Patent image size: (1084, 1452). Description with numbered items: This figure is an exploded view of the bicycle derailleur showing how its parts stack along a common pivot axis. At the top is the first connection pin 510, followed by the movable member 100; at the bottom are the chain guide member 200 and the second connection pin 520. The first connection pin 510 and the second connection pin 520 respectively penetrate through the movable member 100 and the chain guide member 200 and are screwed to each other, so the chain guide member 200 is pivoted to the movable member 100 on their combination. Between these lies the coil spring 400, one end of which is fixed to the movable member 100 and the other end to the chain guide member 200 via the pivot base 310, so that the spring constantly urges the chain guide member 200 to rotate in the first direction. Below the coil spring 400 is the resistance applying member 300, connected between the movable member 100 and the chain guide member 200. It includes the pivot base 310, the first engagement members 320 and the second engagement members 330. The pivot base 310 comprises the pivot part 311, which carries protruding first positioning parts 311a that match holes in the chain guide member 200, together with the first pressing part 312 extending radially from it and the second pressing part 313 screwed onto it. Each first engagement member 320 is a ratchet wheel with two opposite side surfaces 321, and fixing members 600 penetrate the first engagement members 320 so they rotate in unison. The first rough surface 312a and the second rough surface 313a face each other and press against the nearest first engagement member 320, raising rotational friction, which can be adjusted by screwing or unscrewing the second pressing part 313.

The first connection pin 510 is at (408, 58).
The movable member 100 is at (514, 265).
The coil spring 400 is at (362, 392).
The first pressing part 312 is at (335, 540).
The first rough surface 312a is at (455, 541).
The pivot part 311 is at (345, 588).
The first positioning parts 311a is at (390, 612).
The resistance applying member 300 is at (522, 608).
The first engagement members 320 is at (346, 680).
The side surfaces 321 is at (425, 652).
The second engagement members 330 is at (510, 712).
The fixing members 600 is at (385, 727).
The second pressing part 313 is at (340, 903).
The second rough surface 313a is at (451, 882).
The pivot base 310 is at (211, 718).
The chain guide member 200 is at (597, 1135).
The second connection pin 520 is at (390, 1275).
───
▸ **SET EXERCISE**: Write out all of the lines above again, word for word.

▸ **COMPLETE OUTPUT**:
Patent image size: (1084, 1452). Description with numbered items: This figure is an exploded view of the bicycle derailleur showing how its parts stack along a common pivot axis. At the top is the first connection pin 510, followed by the movable member 100; at the bottom are the chain guide member 200 and the second connection pin 520. The first connection pin 510 and the second connection pin 520 respectively penetrate through the movable member 100 and the chain guide member 200 and are screwed to each other, so the chain guide member 200 is pivoted to the movable member 100 on their combination. Between these lies the coil spring 400, one end of which is fixed to the movable member 100 and the other end to the chain guide member 200 via the pivot base 310, so that the spring constantly urges the chain guide member 200 to rotate in the first direction. Below the coil spring 400 is the resistance applying member 300, connected between the movable member 100 and the chain guide member 200. It includes the pivot base 310, the first engagement members 320 and the second engagement members 330. The pivot base 310 comprises the pivot part 311, which carries protruding first positioning parts 311a that match holes in the chain guide member 200, together with the first pressing part 312 extending radially from it and the second pressing part 313 screwed onto it. Each first engagement member 320 is a ratchet wheel with two opposite side surfaces 321, and fixing members 600 penetrate the first engagement members 320 so they rotate in unison. The first rough surface 312a and the second rough surface 313a face each other and press against the nearest first engagement member 320, raising rotational friction, which can be adjusted by screwing or unscrewing the second pressing part 313.

The first connection pin 510 is at (408, 58).
The movable member 100 is at (514, 265).
The coil spring 400 is at (362, 392).
The first pressing part 312 is at (335, 540).
The first rough surface 312a is at (455, 541).
The pivot part 311 is at (345, 588).
The first positioning parts 311a is at (390, 612).
The resistance applying member 300 is at (522, 608).
The first engagement members 320 is at (346, 680).
The side surfaces 321 is at (425, 652).
The second engagement members 330 is at (510, 712).
The fixing members 600 is at (385, 727).
The second pressing part 313 is at (340, 903).
The second rough surface 313a is at (451, 882).
The pivot base 310 is at (211, 718).
The chain guide member 200 is at (597, 1135).
The second connection pin 520 is at (390, 1275).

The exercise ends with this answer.